_Set problem_. Pick every line from the data that holds the word "image".

_Raw data_.
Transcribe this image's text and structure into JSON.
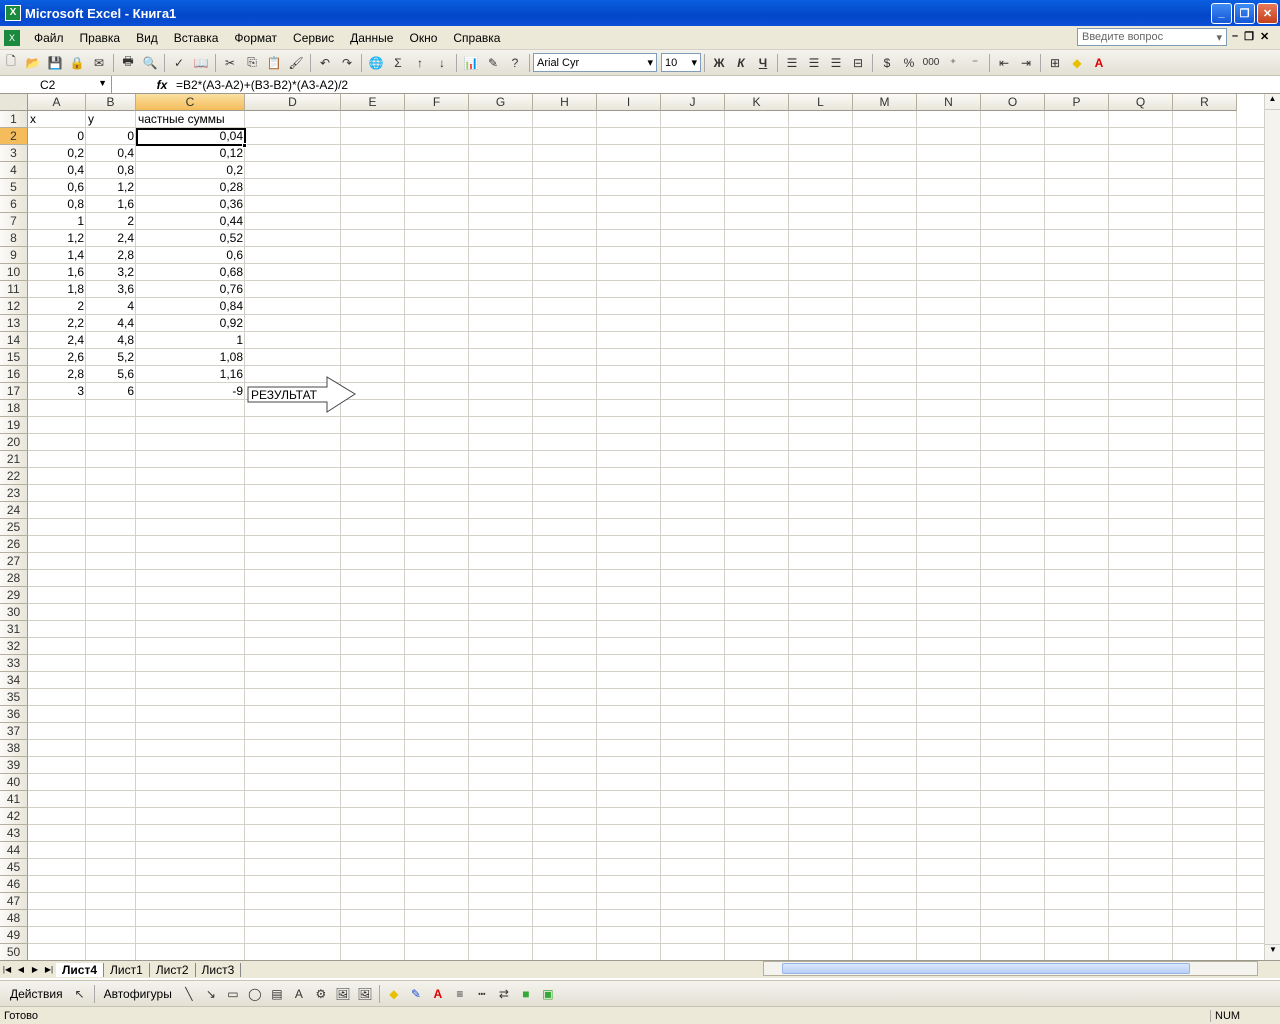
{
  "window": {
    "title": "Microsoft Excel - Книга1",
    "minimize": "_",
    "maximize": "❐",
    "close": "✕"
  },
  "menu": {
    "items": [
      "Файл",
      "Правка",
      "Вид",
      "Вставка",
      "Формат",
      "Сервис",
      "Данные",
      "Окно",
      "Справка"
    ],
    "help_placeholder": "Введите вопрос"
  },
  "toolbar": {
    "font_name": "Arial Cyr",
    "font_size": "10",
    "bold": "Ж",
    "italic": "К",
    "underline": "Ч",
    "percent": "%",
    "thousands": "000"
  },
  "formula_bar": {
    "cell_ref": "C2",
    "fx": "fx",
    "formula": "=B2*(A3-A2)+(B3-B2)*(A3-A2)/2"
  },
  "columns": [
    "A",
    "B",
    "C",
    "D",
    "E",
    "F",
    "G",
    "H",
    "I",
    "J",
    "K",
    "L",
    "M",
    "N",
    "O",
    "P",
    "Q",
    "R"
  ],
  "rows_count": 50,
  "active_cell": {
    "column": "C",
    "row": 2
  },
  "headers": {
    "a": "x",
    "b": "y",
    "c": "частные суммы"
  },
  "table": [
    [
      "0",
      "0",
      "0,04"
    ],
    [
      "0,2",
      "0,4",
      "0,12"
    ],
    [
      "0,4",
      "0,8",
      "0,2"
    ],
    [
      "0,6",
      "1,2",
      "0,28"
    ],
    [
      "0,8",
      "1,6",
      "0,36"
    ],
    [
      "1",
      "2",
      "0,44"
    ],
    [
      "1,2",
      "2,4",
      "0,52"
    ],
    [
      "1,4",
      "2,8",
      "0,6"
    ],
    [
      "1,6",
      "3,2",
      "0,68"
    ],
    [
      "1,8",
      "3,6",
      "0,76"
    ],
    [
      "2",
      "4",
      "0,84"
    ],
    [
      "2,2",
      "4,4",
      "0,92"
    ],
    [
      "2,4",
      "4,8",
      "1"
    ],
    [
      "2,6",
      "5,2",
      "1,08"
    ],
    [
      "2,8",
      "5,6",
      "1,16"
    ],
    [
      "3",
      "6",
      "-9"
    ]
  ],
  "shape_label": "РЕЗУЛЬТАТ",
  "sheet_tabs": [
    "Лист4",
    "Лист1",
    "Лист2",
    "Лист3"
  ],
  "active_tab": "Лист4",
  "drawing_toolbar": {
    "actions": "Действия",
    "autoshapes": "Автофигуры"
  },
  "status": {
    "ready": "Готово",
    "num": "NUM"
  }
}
---
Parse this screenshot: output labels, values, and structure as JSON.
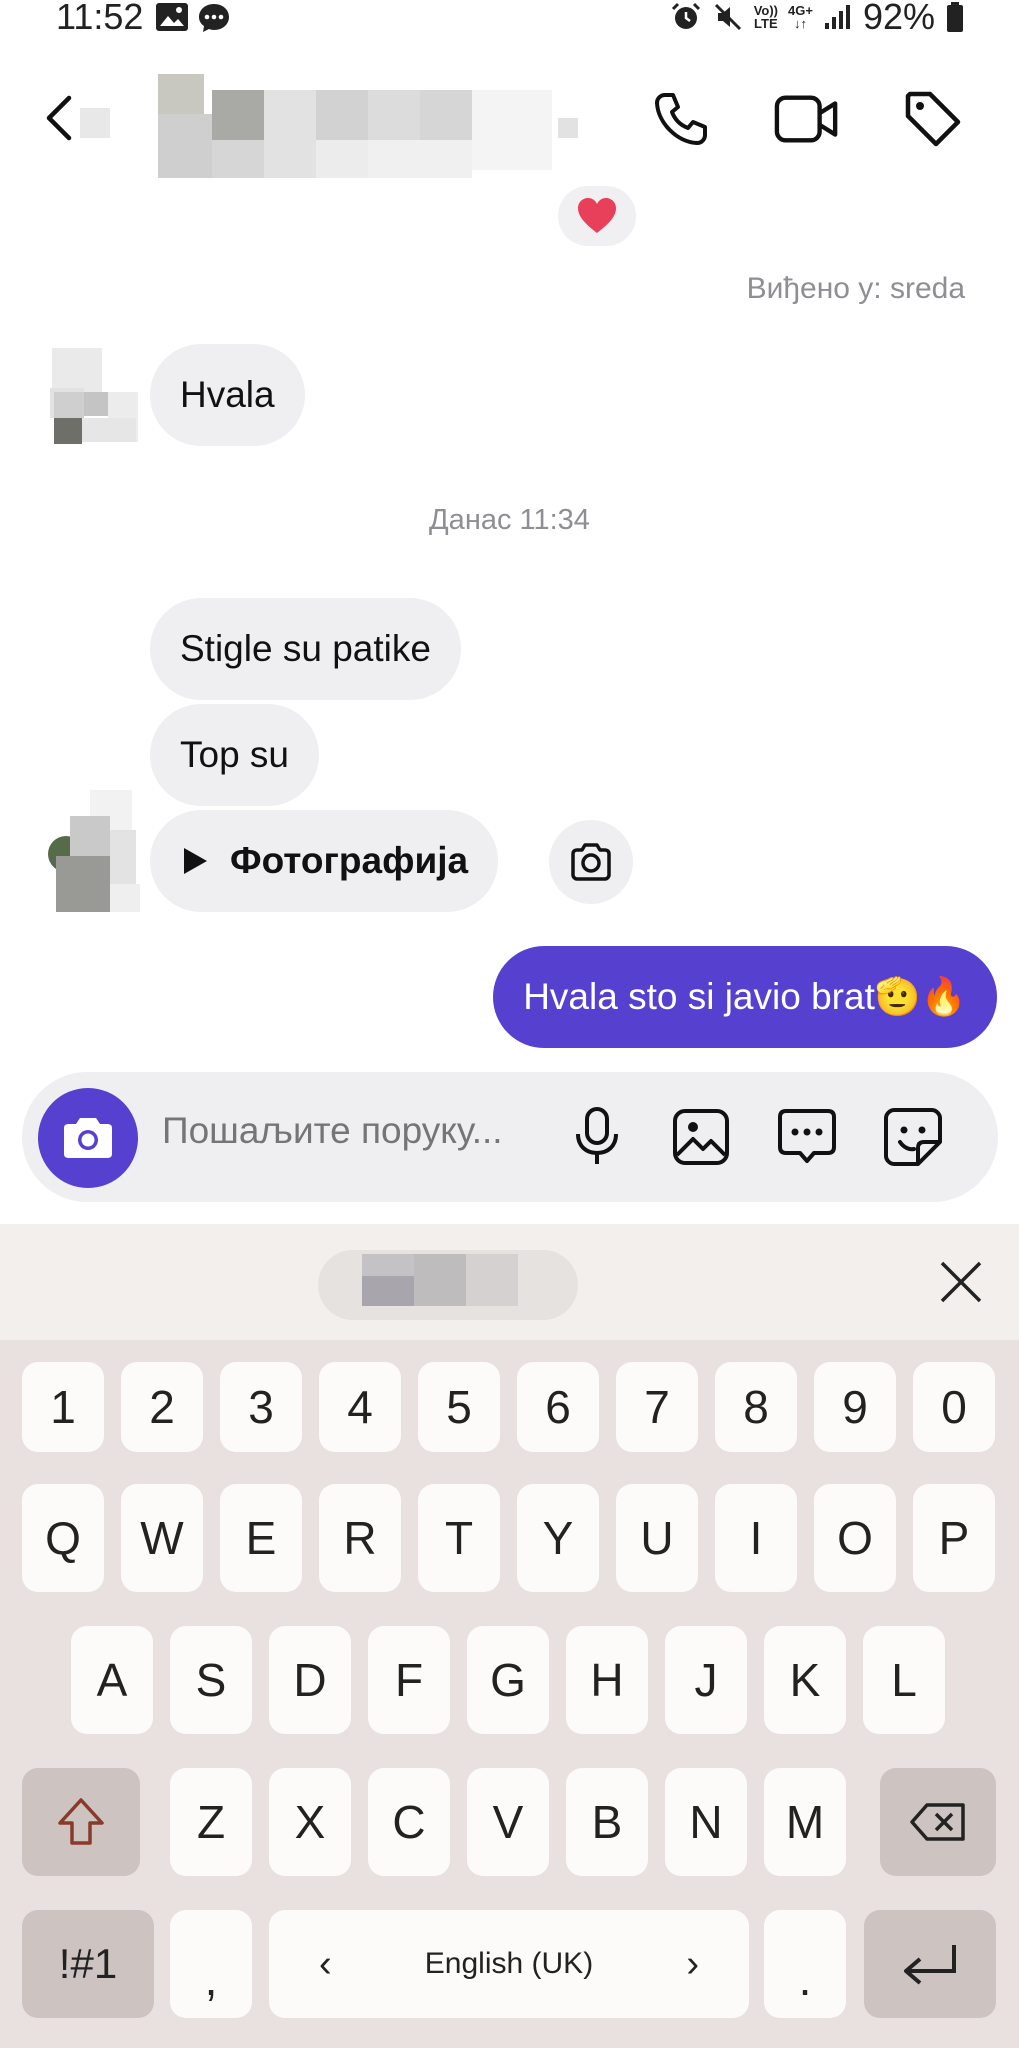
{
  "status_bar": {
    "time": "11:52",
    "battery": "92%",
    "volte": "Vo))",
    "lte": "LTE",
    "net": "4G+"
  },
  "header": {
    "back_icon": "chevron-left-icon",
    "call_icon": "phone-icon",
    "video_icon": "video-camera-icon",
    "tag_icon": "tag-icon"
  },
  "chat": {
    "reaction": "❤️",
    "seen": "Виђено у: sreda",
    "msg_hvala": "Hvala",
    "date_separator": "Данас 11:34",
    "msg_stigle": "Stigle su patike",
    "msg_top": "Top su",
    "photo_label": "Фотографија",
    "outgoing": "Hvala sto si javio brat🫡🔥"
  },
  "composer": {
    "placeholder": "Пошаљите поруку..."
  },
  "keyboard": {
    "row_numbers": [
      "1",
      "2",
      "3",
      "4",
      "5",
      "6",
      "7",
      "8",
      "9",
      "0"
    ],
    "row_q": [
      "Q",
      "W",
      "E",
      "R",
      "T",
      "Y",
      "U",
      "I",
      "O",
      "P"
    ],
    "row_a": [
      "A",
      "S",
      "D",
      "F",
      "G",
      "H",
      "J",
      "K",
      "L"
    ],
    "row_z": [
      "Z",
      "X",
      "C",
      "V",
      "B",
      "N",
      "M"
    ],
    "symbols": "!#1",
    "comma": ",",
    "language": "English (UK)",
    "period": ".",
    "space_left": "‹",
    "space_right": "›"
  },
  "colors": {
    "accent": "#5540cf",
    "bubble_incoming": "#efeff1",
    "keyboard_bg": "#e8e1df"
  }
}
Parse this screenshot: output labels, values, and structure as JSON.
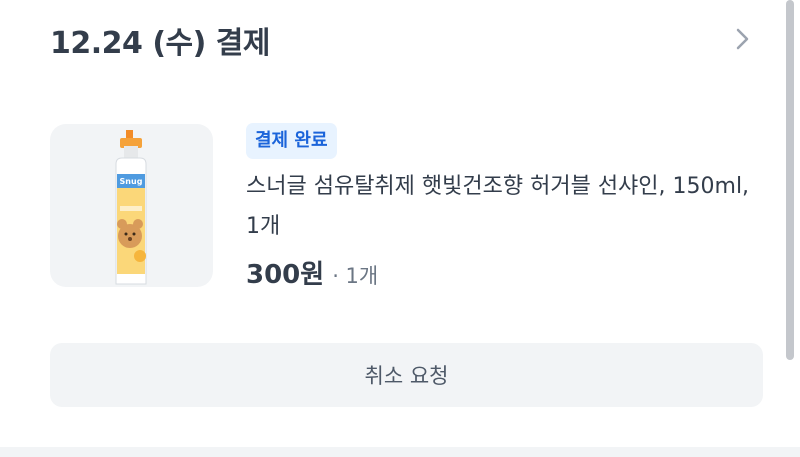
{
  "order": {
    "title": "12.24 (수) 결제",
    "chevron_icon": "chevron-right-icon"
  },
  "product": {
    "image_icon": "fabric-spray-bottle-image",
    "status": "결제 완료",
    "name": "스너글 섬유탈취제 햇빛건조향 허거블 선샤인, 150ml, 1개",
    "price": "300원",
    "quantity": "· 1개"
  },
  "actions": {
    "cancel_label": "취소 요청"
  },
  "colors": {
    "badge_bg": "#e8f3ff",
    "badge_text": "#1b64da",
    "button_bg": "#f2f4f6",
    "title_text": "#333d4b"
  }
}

_Response_.
Transcribe this image's text and structure into JSON.
    "image_icon": "fabric-spray-bottle-image",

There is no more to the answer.